**EXERCISE DIRECTIONS**
Arrange the rows from the start of the records up to and including the line containing "global-trending-banner[interactable]: Global Trending" as a Markdown table with two columns, No. and Line, giving each line with its number and leaving out blank lines.

**MATERIAL PROVIDED**
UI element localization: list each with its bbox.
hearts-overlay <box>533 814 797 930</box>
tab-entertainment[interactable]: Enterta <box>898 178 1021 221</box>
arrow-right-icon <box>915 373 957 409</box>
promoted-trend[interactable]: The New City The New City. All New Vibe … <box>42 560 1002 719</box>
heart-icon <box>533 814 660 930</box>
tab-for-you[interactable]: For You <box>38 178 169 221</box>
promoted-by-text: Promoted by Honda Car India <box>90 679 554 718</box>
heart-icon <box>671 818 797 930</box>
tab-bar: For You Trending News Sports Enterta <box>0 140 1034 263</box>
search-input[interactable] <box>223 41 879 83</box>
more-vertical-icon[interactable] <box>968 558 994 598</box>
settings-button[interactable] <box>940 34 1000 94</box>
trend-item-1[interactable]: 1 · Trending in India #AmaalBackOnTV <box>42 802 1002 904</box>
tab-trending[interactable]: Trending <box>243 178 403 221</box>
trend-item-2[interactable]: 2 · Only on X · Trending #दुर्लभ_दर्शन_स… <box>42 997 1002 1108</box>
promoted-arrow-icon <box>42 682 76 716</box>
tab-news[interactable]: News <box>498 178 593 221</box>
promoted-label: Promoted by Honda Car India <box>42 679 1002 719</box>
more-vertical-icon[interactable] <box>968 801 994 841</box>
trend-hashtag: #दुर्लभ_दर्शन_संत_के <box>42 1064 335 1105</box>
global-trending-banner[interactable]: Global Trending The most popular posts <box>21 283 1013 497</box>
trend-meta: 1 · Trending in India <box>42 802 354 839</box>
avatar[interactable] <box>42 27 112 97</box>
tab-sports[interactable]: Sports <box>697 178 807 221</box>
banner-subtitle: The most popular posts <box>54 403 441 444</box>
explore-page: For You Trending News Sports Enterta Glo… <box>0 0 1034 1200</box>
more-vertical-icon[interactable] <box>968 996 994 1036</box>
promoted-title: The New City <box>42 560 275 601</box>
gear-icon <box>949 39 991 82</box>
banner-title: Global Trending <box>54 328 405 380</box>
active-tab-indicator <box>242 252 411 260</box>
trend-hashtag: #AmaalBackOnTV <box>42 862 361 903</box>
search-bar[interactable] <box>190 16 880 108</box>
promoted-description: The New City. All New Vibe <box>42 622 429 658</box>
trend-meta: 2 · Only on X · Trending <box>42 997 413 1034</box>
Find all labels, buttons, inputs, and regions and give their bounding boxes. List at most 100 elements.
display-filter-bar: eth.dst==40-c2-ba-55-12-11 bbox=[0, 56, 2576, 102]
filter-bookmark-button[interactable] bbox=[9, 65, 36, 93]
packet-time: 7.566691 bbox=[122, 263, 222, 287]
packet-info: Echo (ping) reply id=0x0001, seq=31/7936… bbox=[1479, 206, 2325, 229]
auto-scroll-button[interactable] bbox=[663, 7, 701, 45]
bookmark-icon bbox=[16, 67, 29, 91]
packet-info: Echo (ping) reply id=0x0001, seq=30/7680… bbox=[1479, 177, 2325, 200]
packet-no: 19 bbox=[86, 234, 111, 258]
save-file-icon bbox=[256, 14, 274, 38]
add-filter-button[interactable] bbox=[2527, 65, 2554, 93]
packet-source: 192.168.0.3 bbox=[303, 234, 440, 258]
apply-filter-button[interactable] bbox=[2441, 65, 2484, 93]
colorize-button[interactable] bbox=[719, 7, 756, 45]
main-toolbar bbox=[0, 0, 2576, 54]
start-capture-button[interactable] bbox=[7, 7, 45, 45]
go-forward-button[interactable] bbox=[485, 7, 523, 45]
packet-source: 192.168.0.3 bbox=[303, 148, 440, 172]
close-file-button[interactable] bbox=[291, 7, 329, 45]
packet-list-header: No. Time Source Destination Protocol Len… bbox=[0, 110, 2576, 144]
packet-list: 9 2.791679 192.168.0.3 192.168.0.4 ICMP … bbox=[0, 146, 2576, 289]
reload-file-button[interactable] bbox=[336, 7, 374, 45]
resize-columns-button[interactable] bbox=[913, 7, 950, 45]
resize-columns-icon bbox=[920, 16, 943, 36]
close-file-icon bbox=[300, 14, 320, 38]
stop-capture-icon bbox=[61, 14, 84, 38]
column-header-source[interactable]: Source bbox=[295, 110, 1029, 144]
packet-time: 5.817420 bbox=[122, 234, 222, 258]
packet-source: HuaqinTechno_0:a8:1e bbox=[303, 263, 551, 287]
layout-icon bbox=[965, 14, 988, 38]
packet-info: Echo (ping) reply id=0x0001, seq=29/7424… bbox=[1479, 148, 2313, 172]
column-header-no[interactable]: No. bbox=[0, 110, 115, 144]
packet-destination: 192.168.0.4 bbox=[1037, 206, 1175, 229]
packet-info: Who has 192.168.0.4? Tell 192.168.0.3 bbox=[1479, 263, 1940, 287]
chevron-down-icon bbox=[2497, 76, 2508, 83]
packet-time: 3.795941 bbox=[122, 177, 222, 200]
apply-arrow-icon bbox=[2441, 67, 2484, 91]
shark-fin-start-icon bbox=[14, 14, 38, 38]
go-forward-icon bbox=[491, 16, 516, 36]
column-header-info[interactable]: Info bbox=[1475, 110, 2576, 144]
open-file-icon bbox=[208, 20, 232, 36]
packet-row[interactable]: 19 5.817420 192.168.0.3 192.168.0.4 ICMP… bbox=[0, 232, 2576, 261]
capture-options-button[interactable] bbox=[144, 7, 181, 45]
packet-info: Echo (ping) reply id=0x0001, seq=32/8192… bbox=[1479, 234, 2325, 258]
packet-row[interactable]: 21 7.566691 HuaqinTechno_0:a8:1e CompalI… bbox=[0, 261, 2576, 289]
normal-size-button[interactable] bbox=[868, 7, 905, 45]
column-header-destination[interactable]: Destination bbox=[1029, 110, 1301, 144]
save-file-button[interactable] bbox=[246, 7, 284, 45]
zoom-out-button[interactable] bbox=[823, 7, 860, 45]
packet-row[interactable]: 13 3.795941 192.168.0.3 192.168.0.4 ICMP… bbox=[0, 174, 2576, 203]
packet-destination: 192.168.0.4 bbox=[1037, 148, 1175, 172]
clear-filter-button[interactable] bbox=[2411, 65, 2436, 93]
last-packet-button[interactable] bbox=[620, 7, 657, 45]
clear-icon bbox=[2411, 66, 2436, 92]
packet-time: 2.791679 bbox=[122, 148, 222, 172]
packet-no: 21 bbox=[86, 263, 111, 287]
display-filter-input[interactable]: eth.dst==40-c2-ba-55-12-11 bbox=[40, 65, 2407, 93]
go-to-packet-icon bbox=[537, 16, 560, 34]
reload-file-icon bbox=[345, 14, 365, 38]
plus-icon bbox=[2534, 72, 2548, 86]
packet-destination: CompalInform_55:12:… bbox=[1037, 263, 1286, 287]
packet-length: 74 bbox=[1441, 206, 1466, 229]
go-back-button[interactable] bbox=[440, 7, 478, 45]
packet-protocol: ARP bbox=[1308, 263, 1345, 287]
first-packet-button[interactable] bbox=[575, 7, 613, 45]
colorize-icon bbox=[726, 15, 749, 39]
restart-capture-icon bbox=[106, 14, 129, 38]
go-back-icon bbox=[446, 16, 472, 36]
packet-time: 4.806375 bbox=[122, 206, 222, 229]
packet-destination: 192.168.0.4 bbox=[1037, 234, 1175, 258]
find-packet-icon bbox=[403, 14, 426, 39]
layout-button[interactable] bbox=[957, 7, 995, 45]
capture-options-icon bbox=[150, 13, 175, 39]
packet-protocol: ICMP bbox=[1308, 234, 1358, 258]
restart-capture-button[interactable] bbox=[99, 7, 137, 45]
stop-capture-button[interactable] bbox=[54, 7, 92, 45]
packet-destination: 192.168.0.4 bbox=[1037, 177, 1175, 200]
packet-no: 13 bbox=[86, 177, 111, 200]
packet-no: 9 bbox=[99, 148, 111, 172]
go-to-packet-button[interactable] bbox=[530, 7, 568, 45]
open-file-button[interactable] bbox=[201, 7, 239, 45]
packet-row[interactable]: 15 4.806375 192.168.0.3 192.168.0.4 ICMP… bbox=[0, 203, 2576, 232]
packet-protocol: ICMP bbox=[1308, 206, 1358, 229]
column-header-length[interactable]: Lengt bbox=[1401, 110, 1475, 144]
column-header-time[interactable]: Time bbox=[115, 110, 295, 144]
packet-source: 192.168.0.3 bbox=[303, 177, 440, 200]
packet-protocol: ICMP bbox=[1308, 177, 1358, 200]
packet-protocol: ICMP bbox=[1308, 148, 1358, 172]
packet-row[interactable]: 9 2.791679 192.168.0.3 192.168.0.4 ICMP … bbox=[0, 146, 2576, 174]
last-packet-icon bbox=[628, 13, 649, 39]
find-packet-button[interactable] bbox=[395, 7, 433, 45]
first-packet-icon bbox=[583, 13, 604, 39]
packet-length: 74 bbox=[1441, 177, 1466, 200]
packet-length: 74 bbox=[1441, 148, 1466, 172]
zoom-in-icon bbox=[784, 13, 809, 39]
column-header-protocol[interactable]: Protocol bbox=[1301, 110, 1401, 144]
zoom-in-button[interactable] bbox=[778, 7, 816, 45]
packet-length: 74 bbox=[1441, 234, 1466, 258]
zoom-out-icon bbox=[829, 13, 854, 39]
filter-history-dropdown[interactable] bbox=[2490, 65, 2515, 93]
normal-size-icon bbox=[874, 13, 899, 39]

**RESULT**
| No. | Line |
|---|---|
| 1 | UI element localization: list each with its bbox. |
| 2 | hearts-overlay <box>533 814 797 930</box> |
| 3 | tab-entertainment[interactable]: Enterta <box>898 178 1021 221</box> |
| 4 | arrow-right-icon <box>915 373 957 409</box> |
| 5 | promoted-trend[interactable]: The New City The New City. All New Vibe … <box>42 560 1002 719</box> |
| 6 | heart-icon <box>533 814 660 930</box> |
| 7 | tab-for-you[interactable]: For You <box>38 178 169 221</box> |
| 8 | promoted-by-text: Promoted by Honda Car India <box>90 679 554 718</box> |
| 9 | heart-icon <box>671 818 797 930</box> |
| 10 | tab-bar: For You Trending News Sports Enterta <box>0 140 1034 263</box> |
| 11 | search-input[interactable] <box>223 41 879 83</box> |
| 12 | more-vertical-icon[interactable] <box>968 558 994 598</box> |
| 13 | settings-button[interactable] <box>940 34 1000 94</box> |
| 14 | trend-item-1[interactable]: 1 · Trending in India #AmaalBackOnTV <box>42 802 1002 904</box> |
| 15 | tab-trending[interactable]: Trending <box>243 178 403 221</box> |
| 16 | trend-item-2[interactable]: 2 · Only on X · Trending #दुर्लभ_दर्शन_स… <box>42 997 1002 1108</box> |
| 17 | promoted-arrow-icon <box>42 682 76 716</box> |
| 18 | tab-news[interactable]: News <box>498 178 593 221</box> |
| 19 | promoted-label: Promoted by Honda Car India <box>42 679 1002 719</box> |
| 20 | more-vertical-icon[interactable] <box>968 801 994 841</box> |
| 21 | trend-hashtag: #दुर्लभ_दर्शन_संत_के <box>42 1064 335 1105</box> |
| 22 | global-trending-banner[interactable]: Global Trending The most popular posts <box>21 283 1013 497</box> |